> PROVIDED INFORMATION:

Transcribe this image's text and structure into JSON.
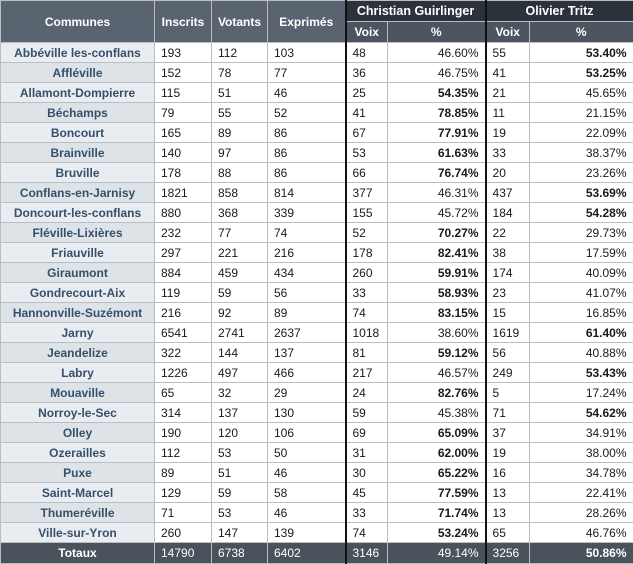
{
  "headers": {
    "communes": "Communes",
    "inscrits": "Inscrits",
    "votants": "Votants",
    "exprimes": "Exprimés",
    "candidate1": "Christian Guirlinger",
    "candidate2": "Olivier Tritz",
    "voix": "Voix",
    "pct": "%"
  },
  "rows": [
    {
      "commune": "Abbéville les-conflans",
      "inscrits": "193",
      "votants": "112",
      "exprimes": "103",
      "v1": "48",
      "p1": "46.60%",
      "v2": "55",
      "p2": "53.40%"
    },
    {
      "commune": "Affléville",
      "inscrits": "152",
      "votants": "78",
      "exprimes": "77",
      "v1": "36",
      "p1": "46.75%",
      "v2": "41",
      "p2": "53.25%"
    },
    {
      "commune": "Allamont-Dompierre",
      "inscrits": "115",
      "votants": "51",
      "exprimes": "46",
      "v1": "25",
      "p1": "54.35%",
      "v2": "21",
      "p2": "45.65%"
    },
    {
      "commune": "Béchamps",
      "inscrits": "79",
      "votants": "55",
      "exprimes": "52",
      "v1": "41",
      "p1": "78.85%",
      "v2": "11",
      "p2": "21.15%"
    },
    {
      "commune": "Boncourt",
      "inscrits": "165",
      "votants": "89",
      "exprimes": "86",
      "v1": "67",
      "p1": "77.91%",
      "v2": "19",
      "p2": "22.09%"
    },
    {
      "commune": "Brainville",
      "inscrits": "140",
      "votants": "97",
      "exprimes": "86",
      "v1": "53",
      "p1": "61.63%",
      "v2": "33",
      "p2": "38.37%"
    },
    {
      "commune": "Bruville",
      "inscrits": "178",
      "votants": "88",
      "exprimes": "86",
      "v1": "66",
      "p1": "76.74%",
      "v2": "20",
      "p2": "23.26%"
    },
    {
      "commune": "Conflans-en-Jarnisy",
      "inscrits": "1821",
      "votants": "858",
      "exprimes": "814",
      "v1": "377",
      "p1": "46.31%",
      "v2": "437",
      "p2": "53.69%"
    },
    {
      "commune": "Doncourt-les-conflans",
      "inscrits": "880",
      "votants": "368",
      "exprimes": "339",
      "v1": "155",
      "p1": "45.72%",
      "v2": "184",
      "p2": "54.28%"
    },
    {
      "commune": "Fléville-Lixières",
      "inscrits": "232",
      "votants": "77",
      "exprimes": "74",
      "v1": "52",
      "p1": "70.27%",
      "v2": "22",
      "p2": "29.73%"
    },
    {
      "commune": "Friauville",
      "inscrits": "297",
      "votants": "221",
      "exprimes": "216",
      "v1": "178",
      "p1": "82.41%",
      "v2": "38",
      "p2": "17.59%"
    },
    {
      "commune": "Giraumont",
      "inscrits": "884",
      "votants": "459",
      "exprimes": "434",
      "v1": "260",
      "p1": "59.91%",
      "v2": "174",
      "p2": "40.09%"
    },
    {
      "commune": "Gondrecourt-Aix",
      "inscrits": "119",
      "votants": "59",
      "exprimes": "56",
      "v1": "33",
      "p1": "58.93%",
      "v2": "23",
      "p2": "41.07%"
    },
    {
      "commune": "Hannonville-Suzémont",
      "inscrits": "216",
      "votants": "92",
      "exprimes": "89",
      "v1": "74",
      "p1": "83.15%",
      "v2": "15",
      "p2": "16.85%"
    },
    {
      "commune": "Jarny",
      "inscrits": "6541",
      "votants": "2741",
      "exprimes": "2637",
      "v1": "1018",
      "p1": "38.60%",
      "v2": "1619",
      "p2": "61.40%"
    },
    {
      "commune": "Jeandelize",
      "inscrits": "322",
      "votants": "144",
      "exprimes": "137",
      "v1": "81",
      "p1": "59.12%",
      "v2": "56",
      "p2": "40.88%"
    },
    {
      "commune": "Labry",
      "inscrits": "1226",
      "votants": "497",
      "exprimes": "466",
      "v1": "217",
      "p1": "46.57%",
      "v2": "249",
      "p2": "53.43%"
    },
    {
      "commune": "Mouaville",
      "inscrits": "65",
      "votants": "32",
      "exprimes": "29",
      "v1": "24",
      "p1": "82.76%",
      "v2": "5",
      "p2": "17.24%"
    },
    {
      "commune": "Norroy-le-Sec",
      "inscrits": "314",
      "votants": "137",
      "exprimes": "130",
      "v1": "59",
      "p1": "45.38%",
      "v2": "71",
      "p2": "54.62%"
    },
    {
      "commune": "Olley",
      "inscrits": "190",
      "votants": "120",
      "exprimes": "106",
      "v1": "69",
      "p1": "65.09%",
      "v2": "37",
      "p2": "34.91%"
    },
    {
      "commune": "Ozerailles",
      "inscrits": "112",
      "votants": "53",
      "exprimes": "50",
      "v1": "31",
      "p1": "62.00%",
      "v2": "19",
      "p2": "38.00%"
    },
    {
      "commune": "Puxe",
      "inscrits": "89",
      "votants": "51",
      "exprimes": "46",
      "v1": "30",
      "p1": "65.22%",
      "v2": "16",
      "p2": "34.78%"
    },
    {
      "commune": "Saint-Marcel",
      "inscrits": "129",
      "votants": "59",
      "exprimes": "58",
      "v1": "45",
      "p1": "77.59%",
      "v2": "13",
      "p2": "22.41%"
    },
    {
      "commune": "Thumeréville",
      "inscrits": "71",
      "votants": "53",
      "exprimes": "46",
      "v1": "33",
      "p1": "71.74%",
      "v2": "13",
      "p2": "28.26%"
    },
    {
      "commune": "Ville-sur-Yron",
      "inscrits": "260",
      "votants": "147",
      "exprimes": "139",
      "v1": "74",
      "p1": "53.24%",
      "v2": "65",
      "p2": "46.76%"
    }
  ],
  "total": {
    "commune": "Totaux",
    "inscrits": "14790",
    "votants": "6738",
    "exprimes": "6402",
    "v1": "3146",
    "p1": "49.14%",
    "v2": "3256",
    "p2": "50.86%"
  }
}
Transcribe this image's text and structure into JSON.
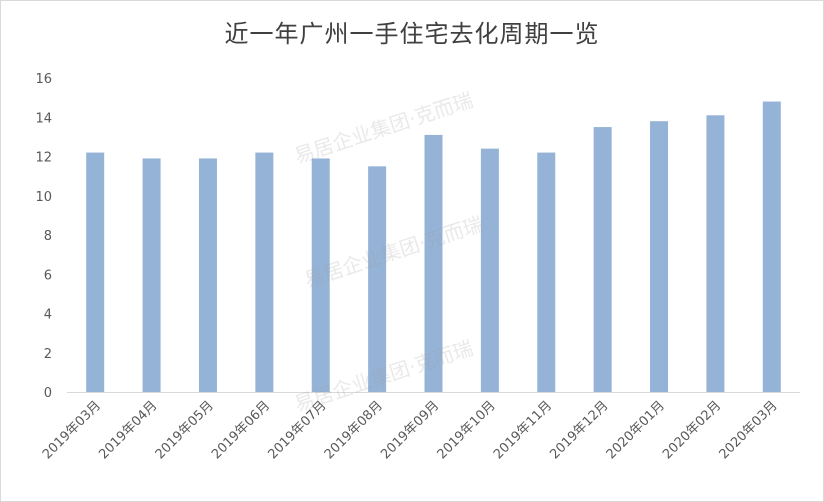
{
  "chart_data": {
    "type": "bar",
    "title": "近一年广州一手住宅去化周期一览",
    "categories": [
      "2019年03月",
      "2019年04月",
      "2019年05月",
      "2019年06月",
      "2019年07月",
      "2019年08月",
      "2019年09月",
      "2019年10月",
      "2019年11月",
      "2019年12月",
      "2020年01月",
      "2020年02月",
      "2020年03月"
    ],
    "values": [
      12.2,
      11.9,
      11.9,
      12.2,
      11.9,
      11.5,
      13.1,
      12.4,
      12.2,
      13.5,
      13.8,
      14.1,
      14.8
    ],
    "yticks": [
      "0",
      "2",
      "4",
      "6",
      "8",
      "10",
      "12",
      "14",
      "16"
    ],
    "ylim": [
      0,
      16
    ],
    "xlabel": "",
    "ylabel": "",
    "grid": false,
    "bar_color": "#95b3d7",
    "axis_color": "#d9d9d9"
  },
  "watermark": {
    "text": "易居企业集团·克而瑞"
  }
}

> OBJECTIVE: Your copy should repeat each entry above exactly but contain no pictures.

> EXPECTED OUTPUT:
Transcribe this image's text and structure into JSON.
{
  "headers": {
    "communes": "Communes",
    "inscrits": "Inscrits",
    "votants": "Votants",
    "exprimes": "Exprimés",
    "candidate1": "Christian Guirlinger",
    "candidate2": "Olivier Tritz",
    "voix": "Voix",
    "pct": "%"
  },
  "rows": [
    {
      "commune": "Abbéville les-conflans",
      "inscrits": "193",
      "votants": "112",
      "exprimes": "103",
      "v1": "48",
      "p1": "46.60%",
      "v2": "55",
      "p2": "53.40%"
    },
    {
      "commune": "Affléville",
      "inscrits": "152",
      "votants": "78",
      "exprimes": "77",
      "v1": "36",
      "p1": "46.75%",
      "v2": "41",
      "p2": "53.25%"
    },
    {
      "commune": "Allamont-Dompierre",
      "inscrits": "115",
      "votants": "51",
      "exprimes": "46",
      "v1": "25",
      "p1": "54.35%",
      "v2": "21",
      "p2": "45.65%"
    },
    {
      "commune": "Béchamps",
      "inscrits": "79",
      "votants": "55",
      "exprimes": "52",
      "v1": "41",
      "p1": "78.85%",
      "v2": "11",
      "p2": "21.15%"
    },
    {
      "commune": "Boncourt",
      "inscrits": "165",
      "votants": "89",
      "exprimes": "86",
      "v1": "67",
      "p1": "77.91%",
      "v2": "19",
      "p2": "22.09%"
    },
    {
      "commune": "Brainville",
      "inscrits": "140",
      "votants": "97",
      "exprimes": "86",
      "v1": "53",
      "p1": "61.63%",
      "v2": "33",
      "p2": "38.37%"
    },
    {
      "commune": "Bruville",
      "inscrits": "178",
      "votants": "88",
      "exprimes": "86",
      "v1": "66",
      "p1": "76.74%",
      "v2": "20",
      "p2": "23.26%"
    },
    {
      "commune": "Conflans-en-Jarnisy",
      "inscrits": "1821",
      "votants": "858",
      "exprimes": "814",
      "v1": "377",
      "p1": "46.31%",
      "v2": "437",
      "p2": "53.69%"
    },
    {
      "commune": "Doncourt-les-conflans",
      "inscrits": "880",
      "votants": "368",
      "exprimes": "339",
      "v1": "155",
      "p1": "45.72%",
      "v2": "184",
      "p2": "54.28%"
    },
    {
      "commune": "Fléville-Lixières",
      "inscrits": "232",
      "votants": "77",
      "exprimes": "74",
      "v1": "52",
      "p1": "70.27%",
      "v2": "22",
      "p2": "29.73%"
    },
    {
      "commune": "Friauville",
      "inscrits": "297",
      "votants": "221",
      "exprimes": "216",
      "v1": "178",
      "p1": "82.41%",
      "v2": "38",
      "p2": "17.59%"
    },
    {
      "commune": "Giraumont",
      "inscrits": "884",
      "votants": "459",
      "exprimes": "434",
      "v1": "260",
      "p1": "59.91%",
      "v2": "174",
      "p2": "40.09%"
    },
    {
      "commune": "Gondrecourt-Aix",
      "inscrits": "119",
      "votants": "59",
      "exprimes": "56",
      "v1": "33",
      "p1": "58.93%",
      "v2": "23",
      "p2": "41.07%"
    },
    {
      "commune": "Hannonville-Suzémont",
      "inscrits": "216",
      "votants": "92",
      "exprimes": "89",
      "v1": "74",
      "p1": "83.15%",
      "v2": "15",
      "p2": "16.85%"
    },
    {
      "commune": "Jarny",
      "inscrits": "6541",
      "votants": "2741",
      "exprimes": "2637",
      "v1": "1018",
      "p1": "38.60%",
      "v2": "1619",
      "p2": "61.40%"
    },
    {
      "commune": "Jeandelize",
      "inscrits": "322",
      "votants": "144",
      "exprimes": "137",
      "v1": "81",
      "p1": "59.12%",
      "v2": "56",
      "p2": "40.88%"
    },
    {
      "commune": "Labry",
      "inscrits": "1226",
      "votants": "497",
      "exprimes": "466",
      "v1": "217",
      "p1": "46.57%",
      "v2": "249",
      "p2": "53.43%"
    },
    {
      "commune": "Mouaville",
      "inscrits": "65",
      "votants": "32",
      "exprimes": "29",
      "v1": "24",
      "p1": "82.76%",
      "v2": "5",
      "p2": "17.24%"
    },
    {
      "commune": "Norroy-le-Sec",
      "inscrits": "314",
      "votants": "137",
      "exprimes": "130",
      "v1": "59",
      "p1": "45.38%",
      "v2": "71",
      "p2": "54.62%"
    },
    {
      "commune": "Olley",
      "inscrits": "190",
      "votants": "120",
      "exprimes": "106",
      "v1": "69",
      "p1": "65.09%",
      "v2": "37",
      "p2": "34.91%"
    },
    {
      "commune": "Ozerailles",
      "inscrits": "112",
      "votants": "53",
      "exprimes": "50",
      "v1": "31",
      "p1": "62.00%",
      "v2": "19",
      "p2": "38.00%"
    },
    {
      "commune": "Puxe",
      "inscrits": "89",
      "votants": "51",
      "exprimes": "46",
      "v1": "30",
      "p1": "65.22%",
      "v2": "16",
      "p2": "34.78%"
    },
    {
      "commune": "Saint-Marcel",
      "inscrits": "129",
      "votants": "59",
      "exprimes": "58",
      "v1": "45",
      "p1": "77.59%",
      "v2": "13",
      "p2": "22.41%"
    },
    {
      "commune": "Thumeréville",
      "inscrits": "71",
      "votants": "53",
      "exprimes": "46",
      "v1": "33",
      "p1": "71.74%",
      "v2": "13",
      "p2": "28.26%"
    },
    {
      "commune": "Ville-sur-Yron",
      "inscrits": "260",
      "votants": "147",
      "exprimes": "139",
      "v1": "74",
      "p1": "53.24%",
      "v2": "65",
      "p2": "46.76%"
    }
  ],
  "total": {
    "commune": "Totaux",
    "inscrits": "14790",
    "votants": "6738",
    "exprimes": "6402",
    "v1": "3146",
    "p1": "49.14%",
    "v2": "3256",
    "p2": "50.86%"
  }
}
Transcribe this image's text and structure into JSON.
{
  "chart_data": {
    "type": "bar",
    "title": "近一年广州一手住宅去化周期一览",
    "categories": [
      "2019年03月",
      "2019年04月",
      "2019年05月",
      "2019年06月",
      "2019年07月",
      "2019年08月",
      "2019年09月",
      "2019年10月",
      "2019年11月",
      "2019年12月",
      "2020年01月",
      "2020年02月",
      "2020年03月"
    ],
    "values": [
      12.2,
      11.9,
      11.9,
      12.2,
      11.9,
      11.5,
      13.1,
      12.4,
      12.2,
      13.5,
      13.8,
      14.1,
      14.8
    ],
    "yticks": [
      "0",
      "2",
      "4",
      "6",
      "8",
      "10",
      "12",
      "14",
      "16"
    ],
    "ylim": [
      0,
      16
    ],
    "xlabel": "",
    "ylabel": "",
    "grid": false,
    "bar_color": "#95b3d7",
    "axis_color": "#d9d9d9"
  },
  "watermark": {
    "text": "易居企业集团·克而瑞"
  }
}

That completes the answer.